WHAT IS EXPECTED: Please write out the material that follows, exactly as it stands.

******************************

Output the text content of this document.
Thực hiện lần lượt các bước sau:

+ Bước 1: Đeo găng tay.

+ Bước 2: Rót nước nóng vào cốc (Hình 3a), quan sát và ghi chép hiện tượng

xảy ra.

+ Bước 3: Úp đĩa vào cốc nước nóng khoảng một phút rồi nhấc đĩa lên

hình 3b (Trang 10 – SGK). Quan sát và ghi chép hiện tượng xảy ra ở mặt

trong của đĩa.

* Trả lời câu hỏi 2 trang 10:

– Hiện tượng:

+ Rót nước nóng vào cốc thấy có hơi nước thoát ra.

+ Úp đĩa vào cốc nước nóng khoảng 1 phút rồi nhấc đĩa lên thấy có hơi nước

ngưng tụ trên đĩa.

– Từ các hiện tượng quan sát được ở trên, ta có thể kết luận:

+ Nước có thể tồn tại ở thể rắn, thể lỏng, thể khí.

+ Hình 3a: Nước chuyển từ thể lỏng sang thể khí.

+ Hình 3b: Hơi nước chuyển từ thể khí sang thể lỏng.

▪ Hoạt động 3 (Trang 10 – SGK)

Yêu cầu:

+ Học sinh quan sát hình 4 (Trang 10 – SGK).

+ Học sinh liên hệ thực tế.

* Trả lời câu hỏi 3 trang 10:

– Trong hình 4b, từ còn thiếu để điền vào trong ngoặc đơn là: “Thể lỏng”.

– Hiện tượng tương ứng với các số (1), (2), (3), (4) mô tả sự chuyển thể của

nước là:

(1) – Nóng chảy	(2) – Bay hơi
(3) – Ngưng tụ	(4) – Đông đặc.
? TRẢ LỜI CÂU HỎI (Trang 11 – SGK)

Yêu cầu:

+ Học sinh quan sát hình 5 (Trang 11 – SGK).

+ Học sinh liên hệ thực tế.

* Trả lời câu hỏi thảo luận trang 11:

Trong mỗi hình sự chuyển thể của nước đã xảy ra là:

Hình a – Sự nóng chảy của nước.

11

******************************

REPLY:
Output the text content of this document.
Thực hiện lần lượt các bước sau:

+ Bước 1: Đeo găng tay.

+ Bước 2: Rót nước nóng vào cốc (Hình 3a), quan sát và ghi chép hiện tượng

xảy ra.

+ Bước 3: Úp đĩa vào cốc nước nóng khoảng một phút rồi nhấc đĩa lên

hình 3b (Trang 10 – SGK). Quan sát và ghi chép hiện tượng xảy ra ở mặt

trong của đĩa.

* Trả lời câu hỏi 2 trang 10:

– Hiện tượng:

+ Rót nước nóng vào cốc thấy có hơi nước thoát ra.

+ Úp đĩa vào cốc nước nóng khoảng 1 phút rồi nhấc đĩa lên thấy có hơi nước

ngưng tụ trên đĩa.

– Từ các hiện tượng quan sát được ở trên, ta có thể kết luận:

+ Nước có thể tồn tại ở thể rắn, thể lỏng, thể khí.

+ Hình 3a: Nước chuyển từ thể lỏng sang thể khí.

+ Hình 3b: Hơi nước chuyển từ thể khí sang thể lỏng.

▪ Hoạt động 3 (Trang 10 – SGK)

Yêu cầu:

+ Học sinh quan sát hình 4 (Trang 10 – SGK).

+ Học sinh liên hệ thực tế.

* Trả lời câu hỏi 3 trang 10:

– Trong hình 4b, từ còn thiếu để điền vào trong ngoặc đơn là: “Thể lỏng”.

– Hiện tượng tương ứng với các số (1), (2), (3), (4) mô tả sự chuyển thể của

nước là:

(1) – Nóng chảy	(2) – Bay hơi
(3) – Ngưng tụ	(4) – Đông đặc.
? TRẢ LỜI CÂU HỎI (Trang 11 – SGK)

Yêu cầu:

+ Học sinh quan sát hình 5 (Trang 11 – SGK).

+ Học sinh liên hệ thực tế.

* Trả lời câu hỏi thảo luận trang 11:

Trong mỗi hình sự chuyển thể của nước đã xảy ra là:

Hình a – Sự nóng chảy của nước.

11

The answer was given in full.